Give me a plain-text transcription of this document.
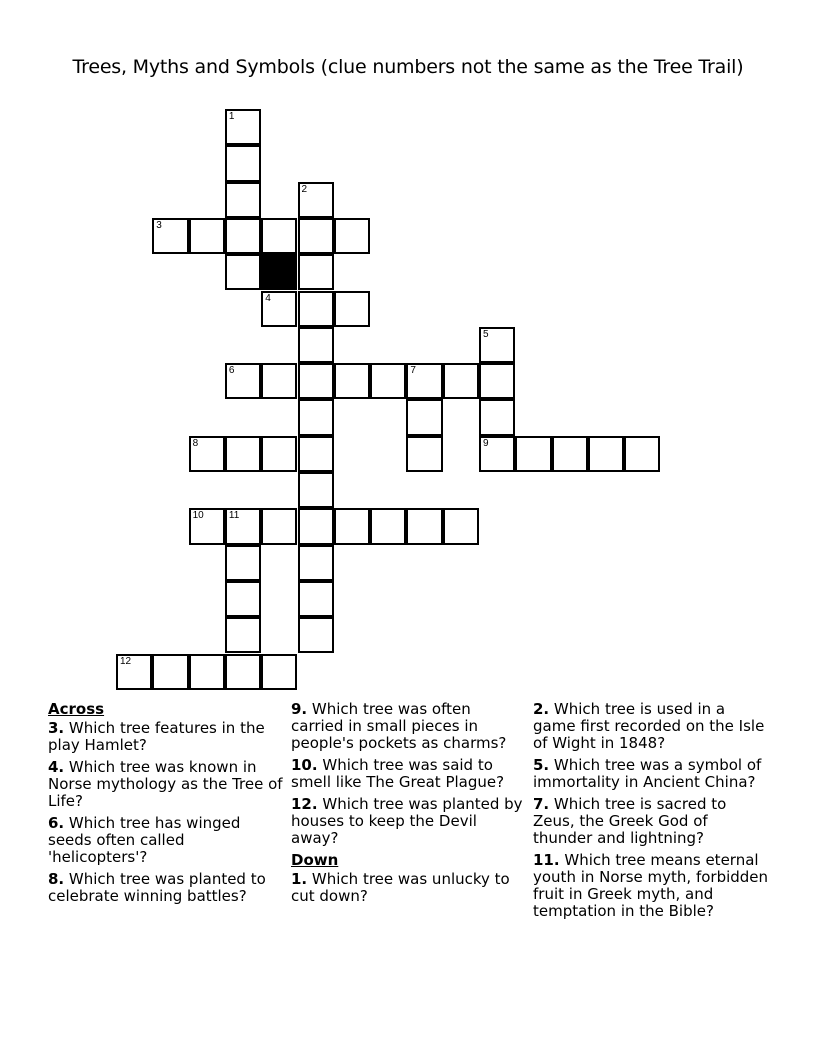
Trees, Myths and Symbols (clue numbers not the same as the Tree Trail)
1
2
3
4
5
9
6	7
8
10	11
12
Across
3. Which tree features in the play Hamlet?
4. Which tree was known in Norse mythology as the Tree of Life?
6. Which tree has winged seeds often called 'helicopters'?
8. Which tree was planted to celebrate winning battles?
9. Which tree was often carried in small pieces in people's pockets as charms?
10. Which tree was said to smell like The Great Plague?
12. Which tree was planted by houses to keep the Devil away?
Down
1. Which tree was unlucky to cut down?
2. Which tree is used in a game first recorded on the Isle of Wight in 1848?
5. Which tree was a symbol of immortality in Ancient China?
7. Which tree is sacred to Zeus, the Greek God of thunder and lightning?
11. Which tree means eternal youth in Norse myth, forbidden fruit in Greek myth, and temptation in the Bible?
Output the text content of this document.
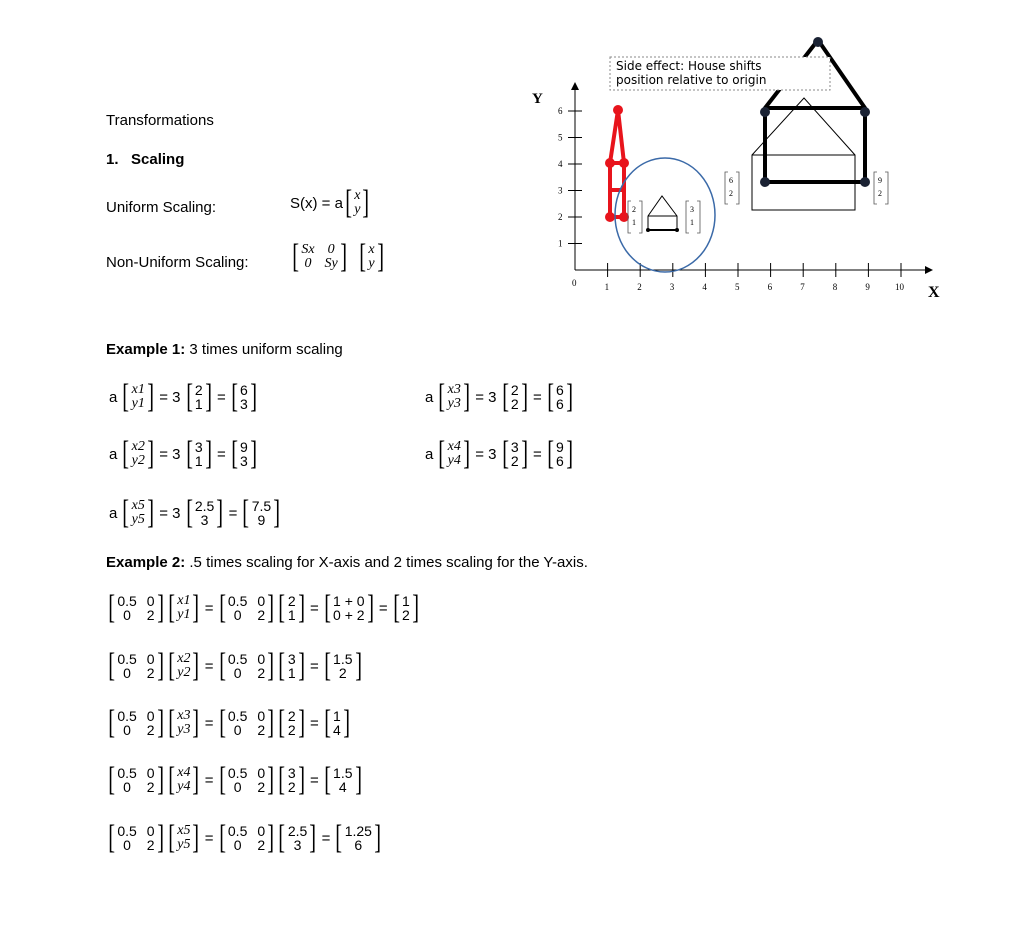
Transformations
1. Scaling
Uniform Scaling:	S(x) = a [ x
y ]
Non-Uniform Scaling: [ Sx 0
0 Sy ] [ x
y ]
Example 1: 3 times uniform scaling
a [ x1
y1 ] = 3 [ 2
1 ] = [ 6
3 ]
a [ x2
y2 ] = 3 [ 3
1 ] = [ 9
3 ]
a [ x5
y5 ] = 3 [ 2.5
3 ] = [ 7.5
9 ]
a [ x3
y3 ] = 3 [ 2
2 ] = [ 6
6 ]
a [ x4
y4 ] = 3 [ 3
2 ] = [ 9
6 ]
Example 2: .5 times scaling for X-axis and 2 times scaling for the Y-axis.
[ 0.5 0
0	2 ] [ x1
y1 ] = [ 0.5 0
0	2 ] [ 2
1 ] = [ 1 + 0
0 + 2 ] = [ 1
2 ]
[ 0.5 0
0	2 ] [ x2
y2 ] = [ 0.5 0
0	2 ] [ 3
1 ] = [ 1.5
2 ]
[ 0.5 0
0	2 ] [ x3
y3 ] = [ 0.5 0
0	2 ] [ 2
2 ] = [ 1
4 ]
[ 0.5 0
0	2 ] [ x4
y4 ] = [ 0.5 0
0	2 ] [ 3
2 ] = [ 1.5
4 ]
[ 0.5 0
0	2 ] [ x5
y5 ] = [ 0.5 0
0	2 ] [ 2.5
3 ] = [ 1.25
6 ]
1	2	3	4	5	6	7	8	9	10
1
2
3
4
5
6
Y
X
0
Side effect: House shifts
position relative to origin
2
1
3
1
6
2
9
2
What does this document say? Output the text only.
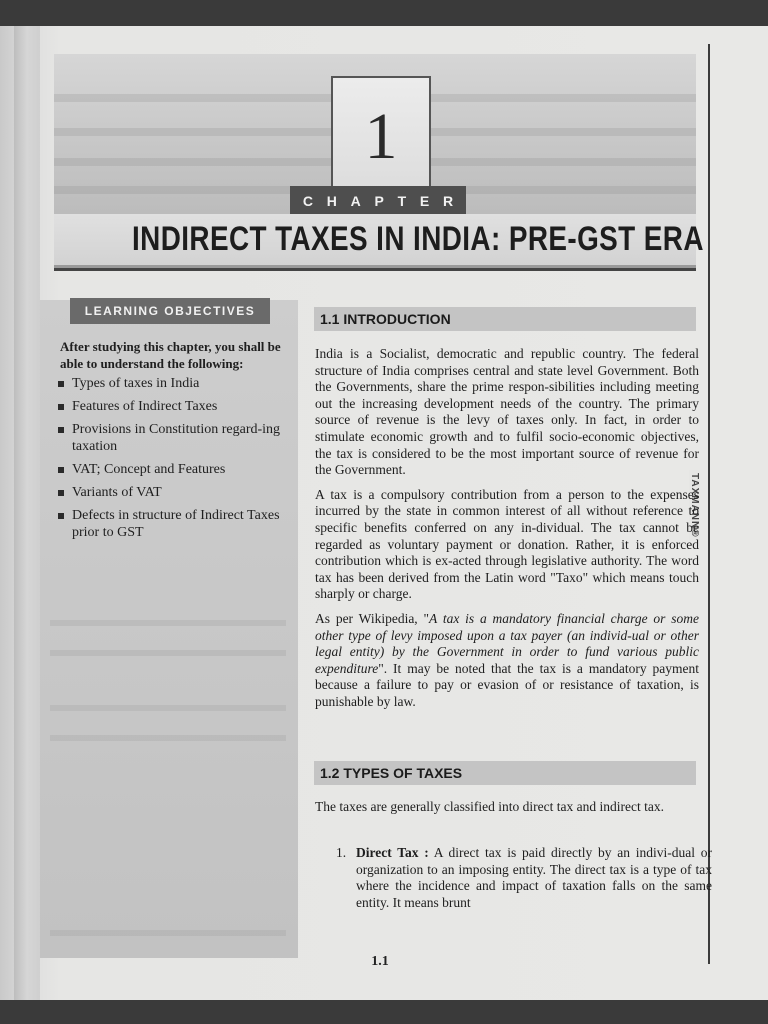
TAXMANN®
1
C H A P T E R
INDIRECT TAXES IN INDIA: PRE-GST ERA
LEARNING OBJECTIVES
After studying this chapter, you shall be able to understand the following:
Types of taxes in India
Features of Indirect Taxes
Provisions in Constitution regard-ing taxation
VAT; Concept and Features
Variants of VAT
Defects in structure of Indirect Taxes prior to GST
1.1 INTRODUCTION

India is a Socialist, democratic and republic country. The federal structure of India comprises central and state level Government. Both the Governments, share the prime respon-sibilities including meeting out the increasing development needs of the country. The primary source of revenue is the levy of taxes only. In fact, in order to stimulate economic growth and to fulfil socio-economic objectives, the tax is considered to be the most important source of revenue for the Government.

A tax is a compulsory contribution from a person to the expenses incurred by the state in common interest of all without reference to specific benefits conferred on any in-dividual. The tax cannot be regarded as voluntary payment or donation. Rather, it is enforced contribution which is ex-acted through legislative authority. The word tax has been derived from the Latin word "Taxo" which means touch sharply or charge.

As per Wikipedia, "A tax is a mandatory financial charge or some other type of levy imposed upon a tax payer (an individ-ual or other legal entity) by the Government in order to fund various public expenditure". It may be noted that the tax is a mandatory payment because a failure to pay or evasion of or resistance of taxation, is punishable by law.

1.2 TYPES OF TAXES
The taxes are generally classified into direct tax and indirect tax.
1. Direct Tax : A direct tax is paid directly by an indivi-dual or organization to an imposing entity. The direct tax is a type of tax where the incidence and impact of taxation falls on the same entity. It means brunt
1.1
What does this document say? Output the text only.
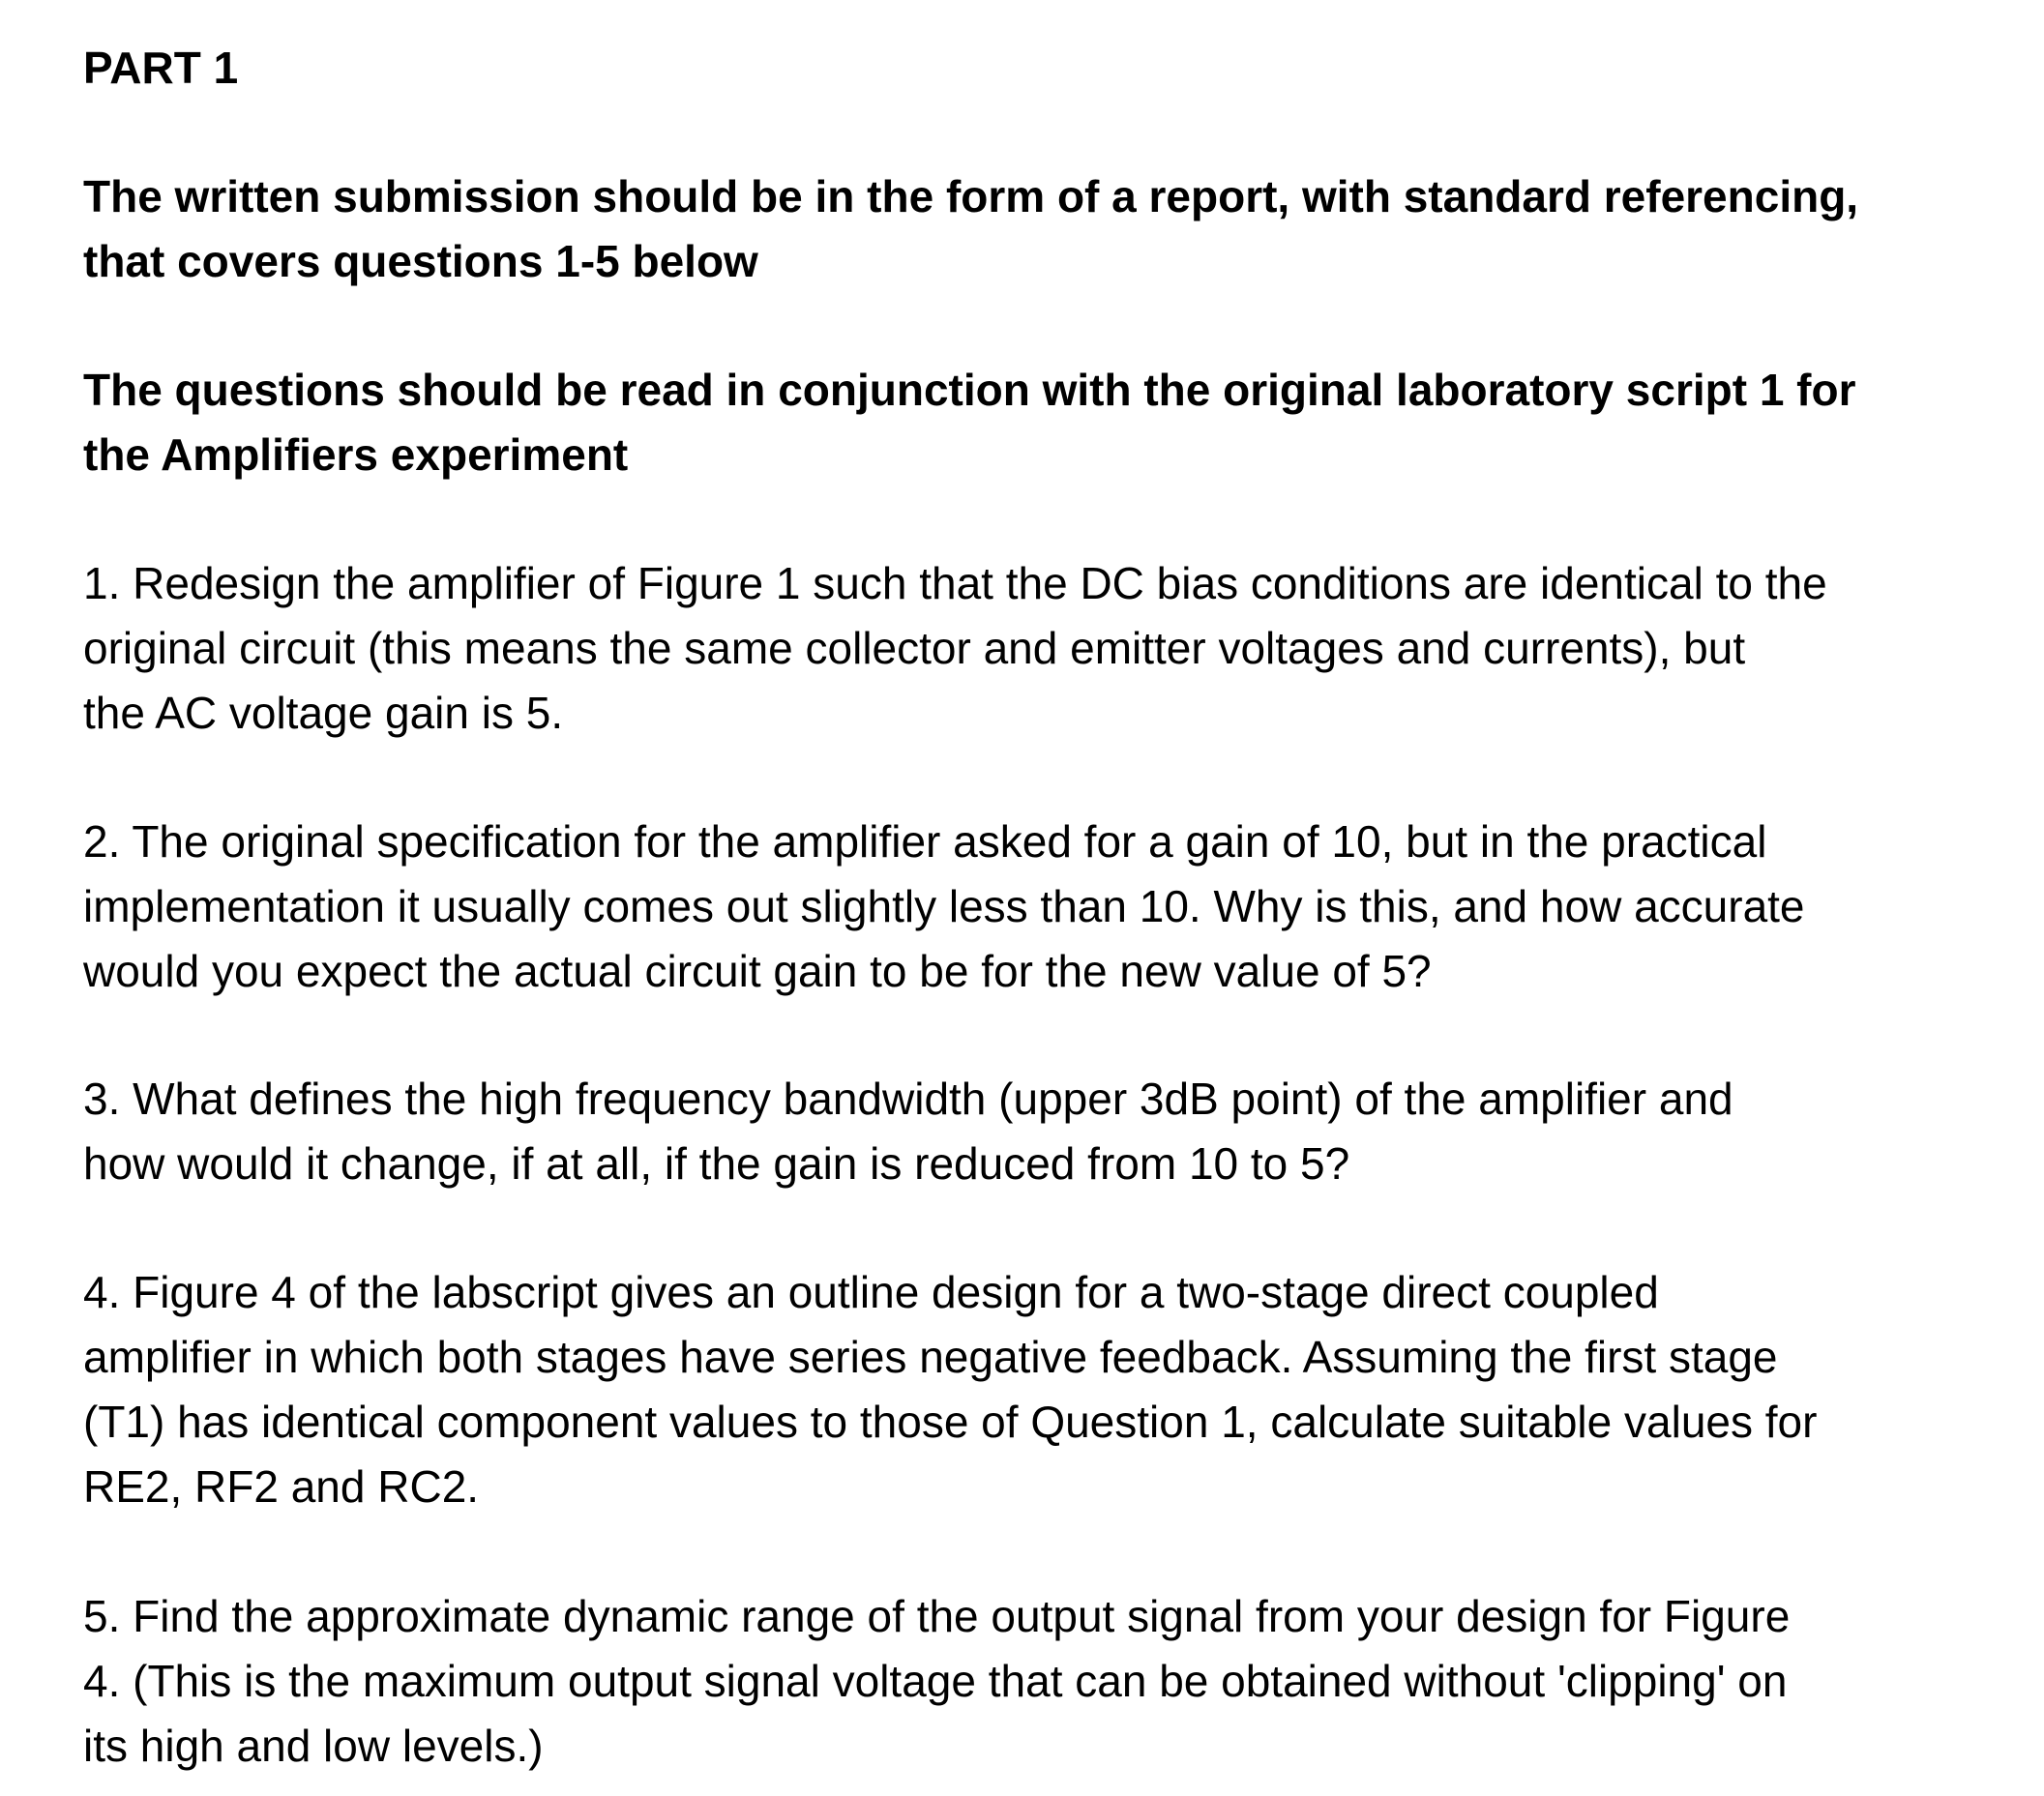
PART 1

The written submission should be in the form of a report, with standard referencing,
that covers questions 1-5 below

The questions should be read in conjunction with the original laboratory script 1 for
the Amplifiers experiment

1. Redesign the amplifier of Figure 1 such that the DC bias conditions are identical to the
original circuit (this means the same collector and emitter voltages and currents), but
the AC voltage gain is 5.

2. The original specification for the amplifier asked for a gain of 10, but in the practical
implementation it usually comes out slightly less than 10. Why is this, and how accurate
would you expect the actual circuit gain to be for the new value of 5?

3. What defines the high frequency bandwidth (upper 3dB point) of the amplifier and
how would it change, if at all, if the gain is reduced from 10 to 5?

4. Figure 4 of the labscript gives an outline design for a two-stage direct coupled
amplifier in which both stages have series negative feedback. Assuming the first stage
(T1) has identical component values to those of Question 1, calculate suitable values for
RE2, RF2 and RC2.

5. Find the approximate dynamic range of the output signal from your design for Figure
4. (This is the maximum output signal voltage that can be obtained without 'clipping' on
its high and low levels.)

**BRIEF:** Reproduce every entry word for word, but omit the pictures.

**EXPECTED OUTPUT:**
Give me a plain-text transcription of this document.
Trees, Myths and Symbols (clue numbers not the same as the Tree Trail)
1
2
3
4
5
9
6	7
8
10	11
12
Across
3. Which tree features in the play Hamlet?
4. Which tree was known in Norse mythology as the Tree of Life?
6. Which tree has winged seeds often called 'helicopters'?
8. Which tree was planted to celebrate winning battles?
9. Which tree was often carried in small pieces in people's pockets as charms?
10. Which tree was said to smell like The Great Plague?
12. Which tree was planted by houses to keep the Devil away?
Down
1. Which tree was unlucky to cut down?
2. Which tree is used in a game first recorded on the Isle of Wight in 1848?
5. Which tree was a symbol of immortality in Ancient China?
7. Which tree is sacred to Zeus, the Greek God of thunder and lightning?
11. Which tree means eternal youth in Norse myth, forbidden fruit in Greek myth, and temptation in the Bible?
Output the text content of this document.
Transformations
1. Scaling
Uniform Scaling:	S(x) = a [ x
y ]
Non-Uniform Scaling: [ Sx 0
0 Sy ] [ x
y ]
Example 1: 3 times uniform scaling
a [ x1
y1 ] = 3 [ 2
1 ] = [ 6
3 ]
a [ x2
y2 ] = 3 [ 3
1 ] = [ 9
3 ]
a [ x5
y5 ] = 3 [ 2.5
3 ] = [ 7.5
9 ]
a [ x3
y3 ] = 3 [ 2
2 ] = [ 6
6 ]
a [ x4
y4 ] = 3 [ 3
2 ] = [ 9
6 ]
Example 2: .5 times scaling for X-axis and 2 times scaling for the Y-axis.
[ 0.5 0
0	2 ] [ x1
y1 ] = [ 0.5 0
0	2 ] [ 2
1 ] = [ 1 + 0
0 + 2 ] = [ 1
2 ]
[ 0.5 0
0	2 ] [ x2
y2 ] = [ 0.5 0
0	2 ] [ 3
1 ] = [ 1.5
2 ]
[ 0.5 0
0	2 ] [ x3
y3 ] = [ 0.5 0
0	2 ] [ 2
2 ] = [ 1
4 ]
[ 0.5 0
0	2 ] [ x4
y4 ] = [ 0.5 0
0	2 ] [ 3
2 ] = [ 1.5
4 ]
[ 0.5 0
0	2 ] [ x5
y5 ] = [ 0.5 0
0	2 ] [ 2.5
3 ] = [ 1.25
6 ]
1	2	3	4	5	6	7	8	9	10
1
2
3
4
5
6
Y
X
0
Side effect: House shifts
position relative to origin
2
1
3
1
6
2
9
2
What does this document say? Output the text only.
TAXMANN®
1
C H A P T E R
INDIRECT TAXES IN INDIA: PRE-GST ERA
LEARNING OBJECTIVES
After studying this chapter, you shall be able to understand the following:
Types of taxes in India
Features of Indirect Taxes
Provisions in Constitution regard-ing taxation
VAT; Concept and Features
Variants of VAT
Defects in structure of Indirect Taxes prior to GST
1.1 INTRODUCTION

India is a Socialist, democratic and republic country. The federal structure of India comprises central and state level Government. Both the Governments, share the prime respon-sibilities including meeting out the increasing development needs of the country. The primary source of revenue is the levy of taxes only. In fact, in order to stimulate economic growth and to fulfil socio-economic objectives, the tax is considered to be the most important source of revenue for the Government.

A tax is a compulsory contribution from a person to the expenses incurred by the state in common interest of all without reference to specific benefits conferred on any in-dividual. The tax cannot be regarded as voluntary payment or donation. Rather, it is enforced contribution which is ex-acted through legislative authority. The word tax has been derived from the Latin word "Taxo" which means touch sharply or charge.

As per Wikipedia, "A tax is a mandatory financial charge or some other type of levy imposed upon a tax payer (an individ-ual or other legal entity) by the Government in order to fund various public expenditure". It may be noted that the tax is a mandatory payment because a failure to pay or evasion of or resistance of taxation, is punishable by law.

1.2 TYPES OF TAXES
The taxes are generally classified into direct tax and indirect tax.
1. Direct Tax : A direct tax is paid directly by an indivi-dual or organization to an imposing entity. The direct tax is a type of tax where the incidence and impact of taxation falls on the same entity. It means brunt
1.1
What does this document say? Output the text only.
PART 1

The written submission should be in the form of a report, with standard referencing,
that covers questions 1-5 below

The questions should be read in conjunction with the original laboratory script 1 for
the Amplifiers experiment

1. Redesign the amplifier of Figure 1 such that the DC bias conditions are identical to the
original circuit (this means the same collector and emitter voltages and currents), but
the AC voltage gain is 5.

2. The original specification for the amplifier asked for a gain of 10, but in the practical
implementation it usually comes out slightly less than 10. Why is this, and how accurate
would you expect the actual circuit gain to be for the new value of 5?

3. What defines the high frequency bandwidth (upper 3dB point) of the amplifier and
how would it change, if at all, if the gain is reduced from 10 to 5?

4. Figure 4 of the labscript gives an outline design for a two-stage direct coupled
amplifier in which both stages have series negative feedback. Assuming the first stage
(T1) has identical component values to those of Question 1, calculate suitable values for
RE2, RF2 and RC2.

5. Find the approximate dynamic range of the output signal from your design for Figure
4. (This is the maximum output signal voltage that can be obtained without 'clipping' on
its high and low levels.)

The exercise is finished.